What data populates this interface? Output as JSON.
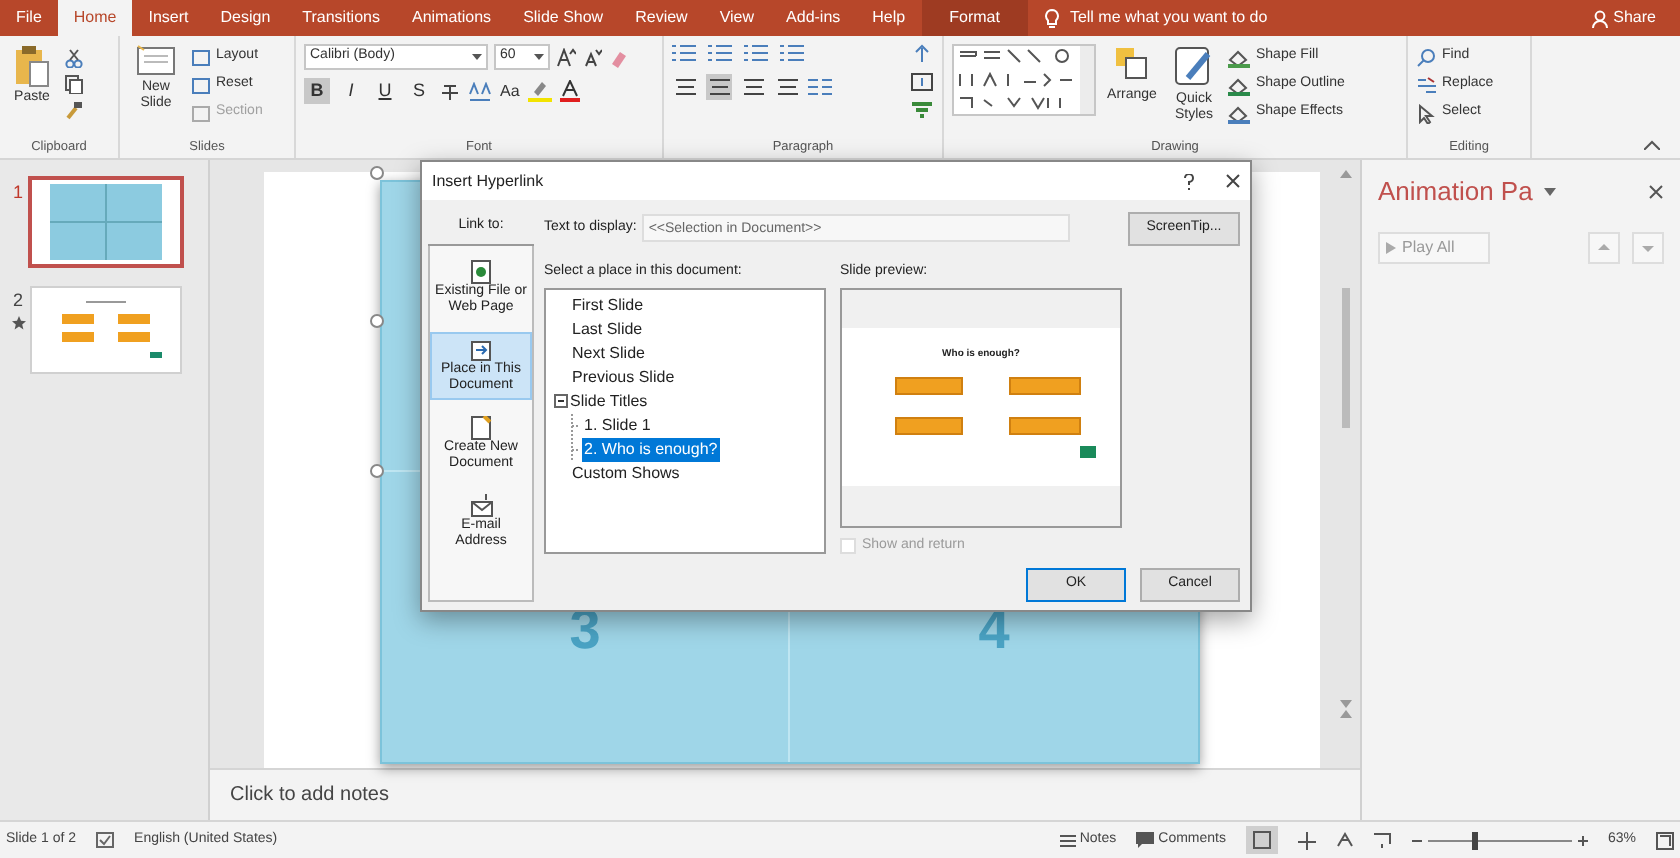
{
  "ribbon_tabs": [
    {
      "label": "File",
      "selected": false,
      "kind": "normal"
    },
    {
      "label": "Home",
      "selected": true,
      "kind": "normal"
    },
    {
      "label": "Insert",
      "selected": false,
      "kind": "normal"
    },
    {
      "label": "Design",
      "selected": false,
      "kind": "normal"
    },
    {
      "label": "Transitions",
      "selected": false,
      "kind": "normal"
    },
    {
      "label": "Animations",
      "selected": false,
      "kind": "normal"
    },
    {
      "label": "Slide Show",
      "selected": false,
      "kind": "normal"
    },
    {
      "label": "Review",
      "selected": false,
      "kind": "normal"
    },
    {
      "label": "View",
      "selected": false,
      "kind": "normal"
    },
    {
      "label": "Add-ins",
      "selected": false,
      "kind": "normal"
    },
    {
      "label": "Help",
      "selected": false,
      "kind": "normal"
    },
    {
      "label": "Format",
      "selected": false,
      "kind": "contextual"
    }
  ],
  "tell_me": {
    "placeholder": "Tell me what you want to do"
  },
  "share": "Share",
  "ribbon_groups": [
    {
      "kind": "clipboard",
      "label": "Clipboard",
      "large": [
        "Paste"
      ]
    },
    {
      "kind": "slides",
      "label": "Slides",
      "large": [
        "New Slide"
      ],
      "small": [
        {
          "label": "Layout",
          "disabled": false
        },
        {
          "label": "Reset",
          "disabled": false
        },
        {
          "label": "Section",
          "disabled": true
        }
      ]
    },
    {
      "kind": "font",
      "label": "Font",
      "font_name": "Calibri (Body)",
      "font_size": "60",
      "format_buttons": [
        {
          "label": "B",
          "selected": true
        },
        {
          "label": "I",
          "selected": false
        },
        {
          "label": "U",
          "selected": false
        },
        {
          "label": "S",
          "selected": false
        }
      ],
      "case_button": "Aa"
    },
    {
      "kind": "paragraph",
      "label": "Paragraph",
      "align": [
        {
          "selected": false
        },
        {
          "selected": true
        },
        {
          "selected": false
        },
        {
          "selected": false
        }
      ]
    },
    {
      "kind": "drawing",
      "label": "Drawing",
      "large": [
        "Arrange",
        "Quick Styles"
      ],
      "small": [
        {
          "label": "Shape Fill",
          "disabled": false
        },
        {
          "label": "Shape Outline",
          "disabled": false
        },
        {
          "label": "Shape Effects",
          "disabled": false
        }
      ]
    },
    {
      "kind": "editing",
      "label": "Editing",
      "small": [
        {
          "label": "Find",
          "disabled": false
        },
        {
          "label": "Replace",
          "disabled": false
        },
        {
          "label": "Select",
          "disabled": false
        }
      ]
    }
  ],
  "thumbnails": [
    {
      "number": "1",
      "selected": true,
      "kind": "grid",
      "animated": false
    },
    {
      "number": "2",
      "selected": false,
      "kind": "menu",
      "animated": true
    }
  ],
  "slide": {
    "bottom_cells": [
      "3",
      "4"
    ]
  },
  "notes": {
    "placeholder": "Click to add notes"
  },
  "animation_pane": {
    "title": "Animation Pa",
    "play_button": "Play All"
  },
  "dialog": {
    "title": "Insert Hyperlink",
    "link_to_label": "Link to:",
    "link_options": [
      {
        "label": "Existing File or Web Page",
        "selected": false
      },
      {
        "label": "Place in This Document",
        "selected": true
      },
      {
        "label": "Create New Document",
        "selected": false
      },
      {
        "label": "E-mail Address",
        "selected": false
      }
    ],
    "text_to_display_label": "Text to display:",
    "text_to_display": "<<Selection in Document>>",
    "screentip_button": "ScreenTip...",
    "place_label": "Select a place in this document:",
    "places": [
      {
        "label": "First Slide",
        "selected": false
      },
      {
        "label": "Last Slide",
        "selected": false
      },
      {
        "label": "Next Slide",
        "selected": false
      },
      {
        "label": "Previous Slide",
        "selected": false
      },
      {
        "label": "Slide Titles",
        "selected": false,
        "expanded": true,
        "children": [
          {
            "label": "1. Slide 1",
            "selected": false
          },
          {
            "label": "2. Who is enough?",
            "selected": true
          }
        ]
      },
      {
        "label": "Custom Shows",
        "selected": false
      }
    ],
    "preview_label": "Slide preview:",
    "preview_title": "Who is enough?",
    "show_and_return": {
      "label": "Show and return",
      "checked": false,
      "disabled": true
    },
    "buttons": [
      "OK",
      "Cancel"
    ]
  },
  "status_bar": {
    "slide": "Slide 1 of 2",
    "language": "English (United States)",
    "notes": "Notes",
    "comments": "Comments",
    "zoom": {
      "level": 0.3
    },
    "zoom_reading": "63%"
  }
}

-------

◆ GIVEN REQUEST ◆
Copy each line in full and exactly, omitting any picture.

◆ EXPECTED ANSWER ◆
What data populates this interface? Output as JSON.
{
  "ribbon_tabs": [
    {
      "label": "File",
      "selected": false,
      "kind": "normal"
    },
    {
      "label": "Home",
      "selected": true,
      "kind": "normal"
    },
    {
      "label": "Insert",
      "selected": false,
      "kind": "normal"
    },
    {
      "label": "Design",
      "selected": false,
      "kind": "normal"
    },
    {
      "label": "Transitions",
      "selected": false,
      "kind": "normal"
    },
    {
      "label": "Animations",
      "selected": false,
      "kind": "normal"
    },
    {
      "label": "Slide Show",
      "selected": false,
      "kind": "normal"
    },
    {
      "label": "Review",
      "selected": false,
      "kind": "normal"
    },
    {
      "label": "View",
      "selected": false,
      "kind": "normal"
    },
    {
      "label": "Add-ins",
      "selected": false,
      "kind": "normal"
    },
    {
      "label": "Help",
      "selected": false,
      "kind": "normal"
    },
    {
      "label": "Format",
      "selected": false,
      "kind": "contextual"
    }
  ],
  "tell_me": {
    "placeholder": "Tell me what you want to do"
  },
  "share": "Share",
  "ribbon_groups": [
    {
      "kind": "clipboard",
      "label": "Clipboard",
      "large": [
        "Paste"
      ]
    },
    {
      "kind": "slides",
      "label": "Slides",
      "large": [
        "New Slide"
      ],
      "small": [
        {
          "label": "Layout",
          "disabled": false
        },
        {
          "label": "Reset",
          "disabled": false
        },
        {
          "label": "Section",
          "disabled": true
        }
      ]
    },
    {
      "kind": "font",
      "label": "Font",
      "font_name": "Calibri (Body)",
      "font_size": "60",
      "format_buttons": [
        {
          "label": "B",
          "selected": true
        },
        {
          "label": "I",
          "selected": false
        },
        {
          "label": "U",
          "selected": false
        },
        {
          "label": "S",
          "selected": false
        }
      ],
      "case_button": "Aa"
    },
    {
      "kind": "paragraph",
      "label": "Paragraph",
      "align": [
        {
          "selected": false
        },
        {
          "selected": true
        },
        {
          "selected": false
        },
        {
          "selected": false
        }
      ]
    },
    {
      "kind": "drawing",
      "label": "Drawing",
      "large": [
        "Arrange",
        "Quick Styles"
      ],
      "small": [
        {
          "label": "Shape Fill",
          "disabled": false
        },
        {
          "label": "Shape Outline",
          "disabled": false
        },
        {
          "label": "Shape Effects",
          "disabled": false
        }
      ]
    },
    {
      "kind": "editing",
      "label": "Editing",
      "small": [
        {
          "label": "Find",
          "disabled": false
        },
        {
          "label": "Replace",
          "disabled": false
        },
        {
          "label": "Select",
          "disabled": false
        }
      ]
    }
  ],
  "thumbnails": [
    {
      "number": "1",
      "selected": true,
      "kind": "grid",
      "animated": false
    },
    {
      "number": "2",
      "selected": false,
      "kind": "menu",
      "animated": true
    }
  ],
  "slide": {
    "bottom_cells": [
      "3",
      "4"
    ]
  },
  "notes": {
    "placeholder": "Click to add notes"
  },
  "animation_pane": {
    "title": "Animation Pa",
    "play_button": "Play All"
  },
  "dialog": {
    "title": "Insert Hyperlink",
    "link_to_label": "Link to:",
    "link_options": [
      {
        "label": "Existing File or Web Page",
        "selected": false
      },
      {
        "label": "Place in This Document",
        "selected": true
      },
      {
        "label": "Create New Document",
        "selected": false
      },
      {
        "label": "E-mail Address",
        "selected": false
      }
    ],
    "text_to_display_label": "Text to display:",
    "text_to_display": "<<Selection in Document>>",
    "screentip_button": "ScreenTip...",
    "place_label": "Select a place in this document:",
    "places": [
      {
        "label": "First Slide",
        "selected": false
      },
      {
        "label": "Last Slide",
        "selected": false
      },
      {
        "label": "Next Slide",
        "selected": false
      },
      {
        "label": "Previous Slide",
        "selected": false
      },
      {
        "label": "Slide Titles",
        "selected": false,
        "expanded": true,
        "children": [
          {
            "label": "1. Slide 1",
            "selected": false
          },
          {
            "label": "2. Who is enough?",
            "selected": true
          }
        ]
      },
      {
        "label": "Custom Shows",
        "selected": false
      }
    ],
    "preview_label": "Slide preview:",
    "preview_title": "Who is enough?",
    "show_and_return": {
      "label": "Show and return",
      "checked": false,
      "disabled": true
    },
    "buttons": [
      "OK",
      "Cancel"
    ]
  },
  "status_bar": {
    "slide": "Slide 1 of 2",
    "language": "English (United States)",
    "notes": "Notes",
    "comments": "Comments",
    "zoom": {
      "level": 0.3
    },
    "zoom_reading": "63%"
  }
}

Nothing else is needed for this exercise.